**STATED PROBLEM**:
Only the number is wanted: how many lines contain the string "insuficiencia"?
** Begin **
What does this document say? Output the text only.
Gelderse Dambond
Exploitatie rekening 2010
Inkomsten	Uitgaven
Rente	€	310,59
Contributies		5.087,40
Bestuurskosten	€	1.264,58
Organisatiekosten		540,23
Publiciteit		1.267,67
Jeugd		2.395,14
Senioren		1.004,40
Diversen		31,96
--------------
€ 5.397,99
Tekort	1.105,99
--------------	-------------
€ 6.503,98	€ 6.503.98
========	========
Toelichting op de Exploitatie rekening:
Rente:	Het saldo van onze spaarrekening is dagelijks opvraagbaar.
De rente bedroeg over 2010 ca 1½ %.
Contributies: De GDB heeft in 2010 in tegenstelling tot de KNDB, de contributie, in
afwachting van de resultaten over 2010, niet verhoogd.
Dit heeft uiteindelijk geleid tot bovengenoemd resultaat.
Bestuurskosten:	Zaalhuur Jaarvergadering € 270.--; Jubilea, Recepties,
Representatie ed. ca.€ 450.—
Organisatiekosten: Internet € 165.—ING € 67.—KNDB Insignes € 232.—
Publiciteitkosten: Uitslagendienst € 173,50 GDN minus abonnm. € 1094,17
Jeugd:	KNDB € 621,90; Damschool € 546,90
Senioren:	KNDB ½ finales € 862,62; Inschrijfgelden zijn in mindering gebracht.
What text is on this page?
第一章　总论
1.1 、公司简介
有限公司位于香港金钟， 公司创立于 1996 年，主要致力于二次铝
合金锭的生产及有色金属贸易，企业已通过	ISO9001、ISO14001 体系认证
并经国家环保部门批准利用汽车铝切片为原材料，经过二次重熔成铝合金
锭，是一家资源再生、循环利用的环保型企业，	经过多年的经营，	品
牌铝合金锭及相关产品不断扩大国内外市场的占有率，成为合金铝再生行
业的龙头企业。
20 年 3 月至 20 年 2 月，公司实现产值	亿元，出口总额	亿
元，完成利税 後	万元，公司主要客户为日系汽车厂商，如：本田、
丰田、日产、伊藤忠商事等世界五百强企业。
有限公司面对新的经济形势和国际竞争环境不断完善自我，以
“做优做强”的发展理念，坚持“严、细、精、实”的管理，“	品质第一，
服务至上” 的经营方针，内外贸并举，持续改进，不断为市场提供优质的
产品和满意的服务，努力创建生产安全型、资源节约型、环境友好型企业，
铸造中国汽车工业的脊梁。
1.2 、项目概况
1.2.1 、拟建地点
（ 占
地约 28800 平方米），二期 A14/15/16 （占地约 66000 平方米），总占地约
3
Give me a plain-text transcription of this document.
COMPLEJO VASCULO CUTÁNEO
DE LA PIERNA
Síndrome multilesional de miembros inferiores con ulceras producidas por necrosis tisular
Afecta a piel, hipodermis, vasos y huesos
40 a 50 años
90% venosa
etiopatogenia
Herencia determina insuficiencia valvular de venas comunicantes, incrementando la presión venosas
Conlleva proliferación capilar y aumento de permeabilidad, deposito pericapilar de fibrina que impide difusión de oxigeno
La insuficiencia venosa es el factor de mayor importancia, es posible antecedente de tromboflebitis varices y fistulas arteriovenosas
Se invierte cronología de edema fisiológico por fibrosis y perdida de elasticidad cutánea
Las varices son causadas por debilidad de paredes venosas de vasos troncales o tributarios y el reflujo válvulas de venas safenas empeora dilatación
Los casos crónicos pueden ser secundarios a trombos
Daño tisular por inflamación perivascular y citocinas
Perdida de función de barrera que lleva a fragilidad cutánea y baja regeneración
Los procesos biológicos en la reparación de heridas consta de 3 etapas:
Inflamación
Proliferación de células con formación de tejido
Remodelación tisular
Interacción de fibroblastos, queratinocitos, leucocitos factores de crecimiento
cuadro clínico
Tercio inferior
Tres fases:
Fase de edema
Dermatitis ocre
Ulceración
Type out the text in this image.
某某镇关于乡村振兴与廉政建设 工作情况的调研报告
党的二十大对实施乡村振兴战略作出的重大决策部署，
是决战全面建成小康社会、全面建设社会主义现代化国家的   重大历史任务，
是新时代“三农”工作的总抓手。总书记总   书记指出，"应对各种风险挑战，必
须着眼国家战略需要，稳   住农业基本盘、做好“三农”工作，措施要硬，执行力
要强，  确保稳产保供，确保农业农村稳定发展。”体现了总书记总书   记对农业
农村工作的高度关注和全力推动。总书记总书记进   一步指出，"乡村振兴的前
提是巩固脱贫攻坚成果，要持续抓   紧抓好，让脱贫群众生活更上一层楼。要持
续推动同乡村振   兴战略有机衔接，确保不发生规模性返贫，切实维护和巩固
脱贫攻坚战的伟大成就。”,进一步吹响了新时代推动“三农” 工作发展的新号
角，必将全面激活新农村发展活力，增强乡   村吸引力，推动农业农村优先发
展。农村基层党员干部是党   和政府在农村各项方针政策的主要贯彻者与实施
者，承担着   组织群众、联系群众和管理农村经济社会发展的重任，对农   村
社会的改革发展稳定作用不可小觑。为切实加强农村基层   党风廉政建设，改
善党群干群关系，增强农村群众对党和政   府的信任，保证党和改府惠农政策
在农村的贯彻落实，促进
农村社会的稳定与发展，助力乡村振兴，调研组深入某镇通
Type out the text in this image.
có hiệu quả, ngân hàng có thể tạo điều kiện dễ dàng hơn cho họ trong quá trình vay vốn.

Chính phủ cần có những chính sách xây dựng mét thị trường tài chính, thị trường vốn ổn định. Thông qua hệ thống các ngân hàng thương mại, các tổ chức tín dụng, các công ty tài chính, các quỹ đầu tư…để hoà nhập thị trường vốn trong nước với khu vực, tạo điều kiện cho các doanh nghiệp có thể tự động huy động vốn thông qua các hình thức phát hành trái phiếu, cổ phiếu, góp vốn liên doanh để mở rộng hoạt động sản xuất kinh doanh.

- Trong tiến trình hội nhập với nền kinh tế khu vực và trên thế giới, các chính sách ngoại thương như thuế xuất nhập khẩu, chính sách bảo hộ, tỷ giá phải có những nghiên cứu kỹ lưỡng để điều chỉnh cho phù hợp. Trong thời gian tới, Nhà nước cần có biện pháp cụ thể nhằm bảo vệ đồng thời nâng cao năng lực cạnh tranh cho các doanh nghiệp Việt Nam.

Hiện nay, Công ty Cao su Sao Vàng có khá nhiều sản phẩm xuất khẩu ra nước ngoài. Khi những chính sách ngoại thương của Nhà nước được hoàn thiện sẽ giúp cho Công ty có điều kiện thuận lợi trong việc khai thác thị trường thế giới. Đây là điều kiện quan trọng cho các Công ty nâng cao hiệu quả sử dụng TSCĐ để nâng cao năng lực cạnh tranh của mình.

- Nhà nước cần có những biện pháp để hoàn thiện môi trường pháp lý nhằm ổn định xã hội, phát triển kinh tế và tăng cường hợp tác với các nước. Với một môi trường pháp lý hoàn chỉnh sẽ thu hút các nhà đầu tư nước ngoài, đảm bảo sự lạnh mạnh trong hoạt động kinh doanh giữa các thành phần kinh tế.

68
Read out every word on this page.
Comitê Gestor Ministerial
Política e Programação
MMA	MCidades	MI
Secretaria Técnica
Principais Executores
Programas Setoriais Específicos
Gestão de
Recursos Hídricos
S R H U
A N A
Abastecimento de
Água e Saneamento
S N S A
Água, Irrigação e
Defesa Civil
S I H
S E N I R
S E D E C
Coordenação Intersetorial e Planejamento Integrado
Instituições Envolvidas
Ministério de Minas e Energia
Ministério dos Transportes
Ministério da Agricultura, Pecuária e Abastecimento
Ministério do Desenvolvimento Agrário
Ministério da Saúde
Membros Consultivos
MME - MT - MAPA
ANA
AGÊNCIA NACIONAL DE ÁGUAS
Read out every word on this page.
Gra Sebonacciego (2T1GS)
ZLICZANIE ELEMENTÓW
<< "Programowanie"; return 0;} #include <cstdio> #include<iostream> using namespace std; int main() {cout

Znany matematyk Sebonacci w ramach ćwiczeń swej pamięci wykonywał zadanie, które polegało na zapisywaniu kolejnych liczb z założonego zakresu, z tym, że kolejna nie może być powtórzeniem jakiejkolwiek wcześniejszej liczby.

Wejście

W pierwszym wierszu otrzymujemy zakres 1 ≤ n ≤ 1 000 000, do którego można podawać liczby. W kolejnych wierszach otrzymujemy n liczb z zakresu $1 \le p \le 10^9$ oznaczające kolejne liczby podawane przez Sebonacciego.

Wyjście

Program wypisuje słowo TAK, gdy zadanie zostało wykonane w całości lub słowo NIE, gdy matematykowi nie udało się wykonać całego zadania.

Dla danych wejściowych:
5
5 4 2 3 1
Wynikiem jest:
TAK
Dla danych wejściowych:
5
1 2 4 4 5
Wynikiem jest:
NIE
** End **
**CORRECT ANSWER**:
2